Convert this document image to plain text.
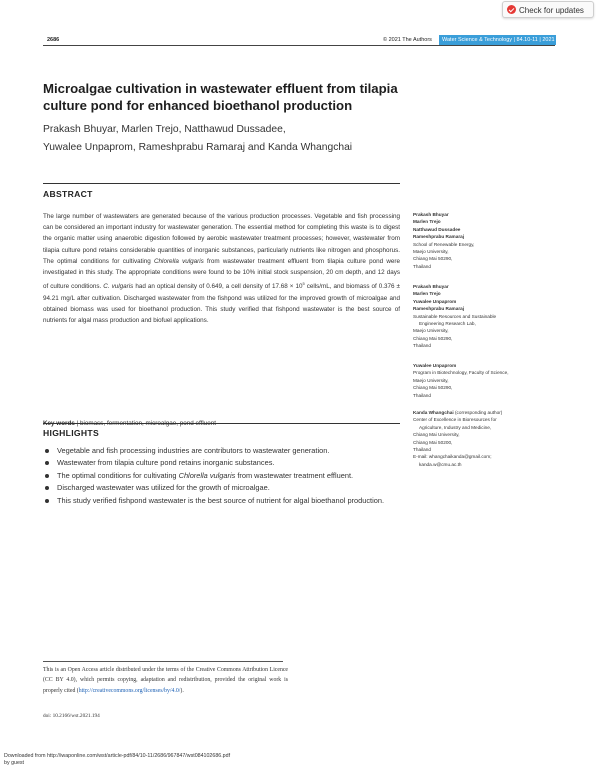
Check for updates
2686	© 2021 The Authors	Water Science & Technology | 84.10-11 | 2021
Microalgae cultivation in wastewater effluent from tilapia culture pond for enhanced bioethanol production
Prakash Bhuyar, Marlen Trejo, Natthawud Dussadee,
Yuwalee Unpaprom, Rameshprabu Ramaraj and Kanda Whangchai
ABSTRACT
The large number of wastewaters are generated because of the various production processes. Vegetable and fish processing can be considered an important industry for wastewater generation. The essential method for completing this waste is to digest the organic matter using anaerobic digestion followed by aerobic wastewater treatment processes; however, wastewater from tilapia culture pond retains considerable quantities of inorganic substances, particularly nutrients like nitrogen and phosphorus. The optimal conditions for cultivating Chlorella vulgaris from wastewater treatment effluent from tilapia culture pond were investigated in this study. The appropriate conditions were found to be 10% initial stock suspension, 20 cm depth, and 12 days of culture conditions. C. vulgaris had an optical density of 0.649, a cell density of $17.68 \times 10^5$ cells/mL, and biomass of 0.376 ± 94.21 mg/L after cultivation. Discharged wastewater from the fishpond was utilized for the improved growth of microalgae and obtained biomass was used for bioethanol production. This study verified that fishpond wastewater is the best source of nutrients for algal mass production and biofuel applications.
HIGHLIGHTS
Vegetable and fish processing industries are contributors to wastewater generation.
Wastewater from tilapia culture pond retains inorganic substances.
The optimal conditions for cultivating Chlorella vulgaris from wastewater treatment effluent.
Discharged wastewater was utilized for the growth of microalgae.
This study verified fishpond wastewater is the best source of nutrient for algal bioethanol production.
Prakash Bhuyar
Marlen Trejo
Natthawud Dussadee
Rameshprabu Ramaraj
School of Renewable Energy,
Maejo University,
Chiang Mai 50290,
Thailand
Prakash Bhuyar
Marlen Trejo
Yuwalee Unpaprom
Rameshprabu Ramaraj
Sustainable Resources and Sustainable
Engineering Research Lab,
Maejo University,
Chiang Mai 50290,
Thailand
Yuwalee Unpaprom
Program in Biotechnology, Faculty of Science,
Maejo University,
Chiang Mai 50290,
Thailand
Kanda Whangchai (corresponding author)
Center of Excellence in Bioresources for
Agriculture, Industry and Medicine,
Chiang Mai University,
Chiang Mai 50200,
Thailand
E-mail: whangchaikanda@gmail.com;
kanda.w@cmu.ac.th
This is an Open Access article distributed under the terms of the Creative Commons Attribution Licence (CC BY 4.0), which permits copying, adaptation and redistribution, provided the original work is properly cited (http://creativecommons.org/licenses/by/4.0/).
doi: 10.2166/wst.2021.194
Downloaded from http://iwaponline.com/wst/article-pdf/84/10-11/2686/967847/wst084102686.pdf
by guest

===

### What is required
Please transcribe the entries exactly, omitting the images.

### Answer to the exercise
Convert this document image to plain text.
Check for updates
2686	© 2021 The Authors	Water Science & Technology | 84.10-11 | 2021
Microalgae cultivation in wastewater effluent from tilapia culture pond for enhanced bioethanol production
Prakash Bhuyar, Marlen Trejo, Natthawud Dussadee,
Yuwalee Unpaprom, Rameshprabu Ramaraj and Kanda Whangchai
ABSTRACT
The large number of wastewaters are generated because of the various production processes. Vegetable and fish processing can be considered an important industry for wastewater generation. The essential method for completing this waste is to digest the organic matter using anaerobic digestion followed by aerobic wastewater treatment processes; however, wastewater from tilapia culture pond retains considerable quantities of inorganic substances, particularly nutrients like nitrogen and phosphorus. The optimal conditions for cultivating Chlorella vulgaris from wastewater treatment effluent from tilapia culture pond were investigated in this study. The appropriate conditions were found to be 10% initial stock suspension, 20 cm depth, and 12 days of culture conditions. C. vulgaris had an optical density of 0.649, a cell density of $17.68 \times 10^5$ cells/mL, and biomass of 0.376 ± 94.21 mg/L after cultivation. Discharged wastewater from the fishpond was utilized for the improved growth of microalgae and obtained biomass was used for bioethanol production. This study verified that fishpond wastewater is the best source of nutrients for algal mass production and biofuel applications.
HIGHLIGHTS
Vegetable and fish processing industries are contributors to wastewater generation.
Wastewater from tilapia culture pond retains inorganic substances.
The optimal conditions for cultivating Chlorella vulgaris from wastewater treatment effluent.
Discharged wastewater was utilized for the growth of microalgae.
This study verified fishpond wastewater is the best source of nutrient for algal bioethanol production.
Prakash Bhuyar
Marlen Trejo
Natthawud Dussadee
Rameshprabu Ramaraj
School of Renewable Energy,
Maejo University,
Chiang Mai 50290,
Thailand
Prakash Bhuyar
Marlen Trejo
Yuwalee Unpaprom
Rameshprabu Ramaraj
Sustainable Resources and Sustainable
Engineering Research Lab,
Maejo University,
Chiang Mai 50290,
Thailand
Yuwalee Unpaprom
Program in Biotechnology, Faculty of Science,
Maejo University,
Chiang Mai 50290,
Thailand
Kanda Whangchai (corresponding author)
Center of Excellence in Bioresources for
Agriculture, Industry and Medicine,
Chiang Mai University,
Chiang Mai 50200,
Thailand
E-mail: whangchaikanda@gmail.com;
kanda.w@cmu.ac.th
This is an Open Access article distributed under the terms of the Creative Commons Attribution Licence (CC BY 4.0), which permits copying, adaptation and redistribution, provided the original work is properly cited (http://creativecommons.org/licenses/by/4.0/).
doi: 10.2166/wst.2021.194
Downloaded from http://iwaponline.com/wst/article-pdf/84/10-11/2686/967847/wst084102686.pdf
by guest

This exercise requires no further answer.